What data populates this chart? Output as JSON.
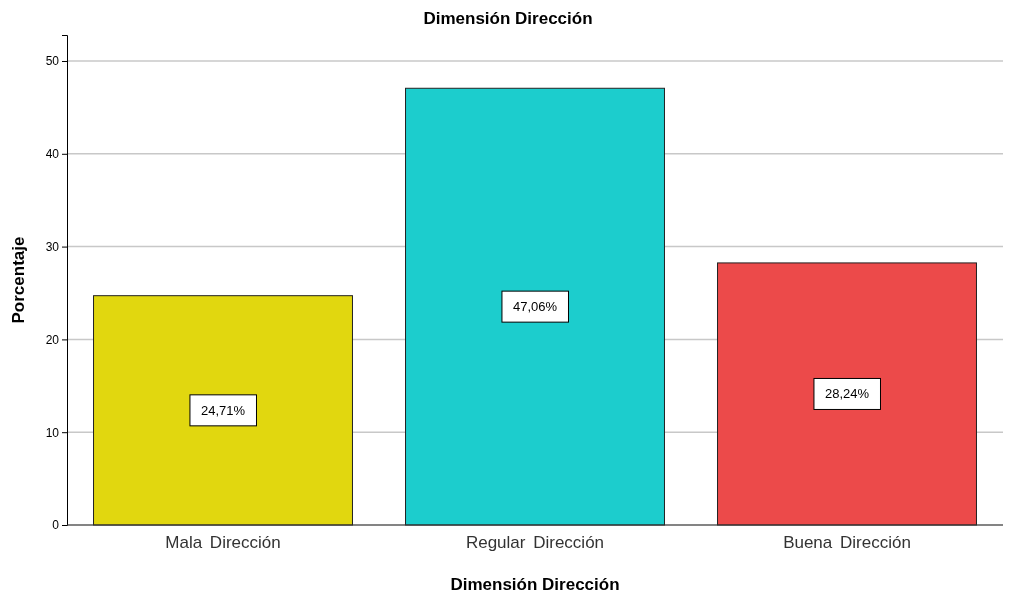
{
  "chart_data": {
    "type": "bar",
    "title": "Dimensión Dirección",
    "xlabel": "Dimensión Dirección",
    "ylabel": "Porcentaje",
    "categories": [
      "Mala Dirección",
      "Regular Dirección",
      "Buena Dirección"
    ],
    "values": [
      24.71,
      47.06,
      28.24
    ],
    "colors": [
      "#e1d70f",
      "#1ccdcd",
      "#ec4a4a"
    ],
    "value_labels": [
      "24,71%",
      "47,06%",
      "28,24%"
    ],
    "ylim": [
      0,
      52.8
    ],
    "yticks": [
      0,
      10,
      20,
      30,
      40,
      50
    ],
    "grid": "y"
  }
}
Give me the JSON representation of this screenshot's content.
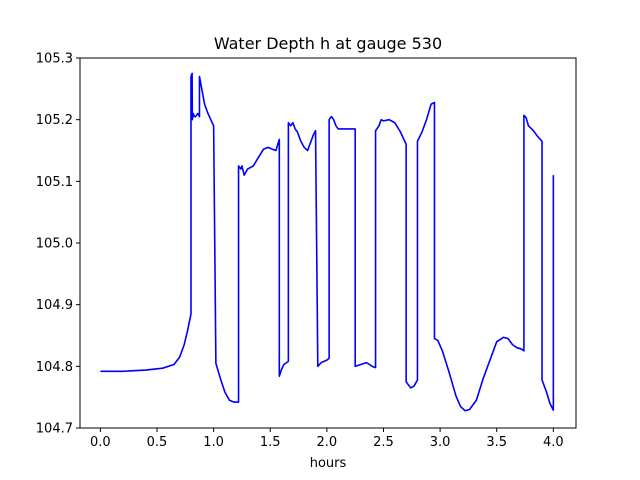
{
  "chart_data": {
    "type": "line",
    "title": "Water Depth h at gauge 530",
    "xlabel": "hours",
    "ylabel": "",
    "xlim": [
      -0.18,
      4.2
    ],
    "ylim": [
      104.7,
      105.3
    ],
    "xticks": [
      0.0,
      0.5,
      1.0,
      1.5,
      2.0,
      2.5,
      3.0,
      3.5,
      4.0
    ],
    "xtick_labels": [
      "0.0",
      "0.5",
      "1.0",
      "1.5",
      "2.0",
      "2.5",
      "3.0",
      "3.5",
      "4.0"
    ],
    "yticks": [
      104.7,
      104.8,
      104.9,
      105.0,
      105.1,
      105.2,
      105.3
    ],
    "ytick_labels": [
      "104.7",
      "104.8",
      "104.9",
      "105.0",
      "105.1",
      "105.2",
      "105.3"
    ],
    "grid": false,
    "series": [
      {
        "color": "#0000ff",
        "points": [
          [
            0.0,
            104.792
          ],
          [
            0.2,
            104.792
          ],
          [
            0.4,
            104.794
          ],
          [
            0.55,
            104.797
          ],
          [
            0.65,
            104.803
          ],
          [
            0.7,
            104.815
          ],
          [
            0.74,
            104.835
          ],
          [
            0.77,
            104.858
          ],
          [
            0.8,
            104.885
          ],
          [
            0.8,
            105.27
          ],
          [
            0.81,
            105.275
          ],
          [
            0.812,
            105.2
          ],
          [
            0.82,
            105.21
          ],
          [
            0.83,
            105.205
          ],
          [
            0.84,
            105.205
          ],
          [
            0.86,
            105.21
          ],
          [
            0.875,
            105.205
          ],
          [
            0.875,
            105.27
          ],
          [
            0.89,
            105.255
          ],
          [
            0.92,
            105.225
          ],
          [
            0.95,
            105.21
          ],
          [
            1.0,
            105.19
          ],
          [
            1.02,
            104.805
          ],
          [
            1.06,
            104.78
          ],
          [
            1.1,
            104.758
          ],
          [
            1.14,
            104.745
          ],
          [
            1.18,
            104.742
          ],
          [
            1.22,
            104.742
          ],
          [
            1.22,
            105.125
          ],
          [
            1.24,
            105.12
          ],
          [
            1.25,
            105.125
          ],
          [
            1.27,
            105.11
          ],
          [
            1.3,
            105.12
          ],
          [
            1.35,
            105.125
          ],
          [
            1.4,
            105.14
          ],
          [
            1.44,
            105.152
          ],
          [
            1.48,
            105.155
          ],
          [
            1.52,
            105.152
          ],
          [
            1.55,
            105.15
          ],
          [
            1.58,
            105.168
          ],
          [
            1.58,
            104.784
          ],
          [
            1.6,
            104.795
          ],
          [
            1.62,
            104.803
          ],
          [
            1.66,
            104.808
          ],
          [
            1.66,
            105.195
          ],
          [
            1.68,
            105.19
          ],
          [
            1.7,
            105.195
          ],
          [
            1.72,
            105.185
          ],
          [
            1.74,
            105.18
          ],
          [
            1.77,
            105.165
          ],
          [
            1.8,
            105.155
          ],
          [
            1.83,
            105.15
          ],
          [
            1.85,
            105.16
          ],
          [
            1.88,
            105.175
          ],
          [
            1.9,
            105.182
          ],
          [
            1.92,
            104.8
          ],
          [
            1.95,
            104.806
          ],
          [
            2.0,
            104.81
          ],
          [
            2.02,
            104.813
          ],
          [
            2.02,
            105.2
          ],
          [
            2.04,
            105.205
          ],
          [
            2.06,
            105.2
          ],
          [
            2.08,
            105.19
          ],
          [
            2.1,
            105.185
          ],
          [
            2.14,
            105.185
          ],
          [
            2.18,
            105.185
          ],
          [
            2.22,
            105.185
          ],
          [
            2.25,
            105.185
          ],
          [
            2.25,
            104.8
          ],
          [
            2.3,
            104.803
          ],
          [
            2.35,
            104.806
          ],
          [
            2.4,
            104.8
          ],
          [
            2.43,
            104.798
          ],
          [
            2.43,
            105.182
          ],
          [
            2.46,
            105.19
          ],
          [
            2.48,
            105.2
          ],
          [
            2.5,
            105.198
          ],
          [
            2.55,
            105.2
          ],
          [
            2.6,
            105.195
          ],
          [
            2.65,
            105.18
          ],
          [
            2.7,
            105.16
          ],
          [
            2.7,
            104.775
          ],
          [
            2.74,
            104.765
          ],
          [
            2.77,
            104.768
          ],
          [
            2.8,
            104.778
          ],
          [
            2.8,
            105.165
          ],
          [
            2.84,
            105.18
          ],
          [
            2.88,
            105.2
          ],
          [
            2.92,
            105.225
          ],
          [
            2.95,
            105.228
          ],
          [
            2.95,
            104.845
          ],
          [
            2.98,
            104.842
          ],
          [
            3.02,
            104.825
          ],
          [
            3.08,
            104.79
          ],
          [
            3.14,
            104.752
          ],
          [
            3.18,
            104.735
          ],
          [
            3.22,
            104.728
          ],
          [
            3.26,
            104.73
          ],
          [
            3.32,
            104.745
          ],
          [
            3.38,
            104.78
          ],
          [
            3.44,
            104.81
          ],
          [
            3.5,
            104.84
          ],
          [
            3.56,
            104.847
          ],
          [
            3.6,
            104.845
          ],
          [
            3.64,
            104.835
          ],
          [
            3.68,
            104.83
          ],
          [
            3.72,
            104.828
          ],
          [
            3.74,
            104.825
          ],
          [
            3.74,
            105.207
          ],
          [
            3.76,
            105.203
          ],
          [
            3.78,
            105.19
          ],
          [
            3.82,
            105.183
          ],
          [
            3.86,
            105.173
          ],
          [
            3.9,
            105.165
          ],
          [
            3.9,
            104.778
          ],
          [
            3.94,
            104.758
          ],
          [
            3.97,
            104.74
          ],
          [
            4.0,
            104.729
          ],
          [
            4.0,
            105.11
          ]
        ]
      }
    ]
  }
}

•••••

WORK TO BE COMPLETED
From the records above, pull out each line that has "this".

TASK RESULT
What data populates this chart? Output as JSON.
Give me the JSON representation of this screenshot's content.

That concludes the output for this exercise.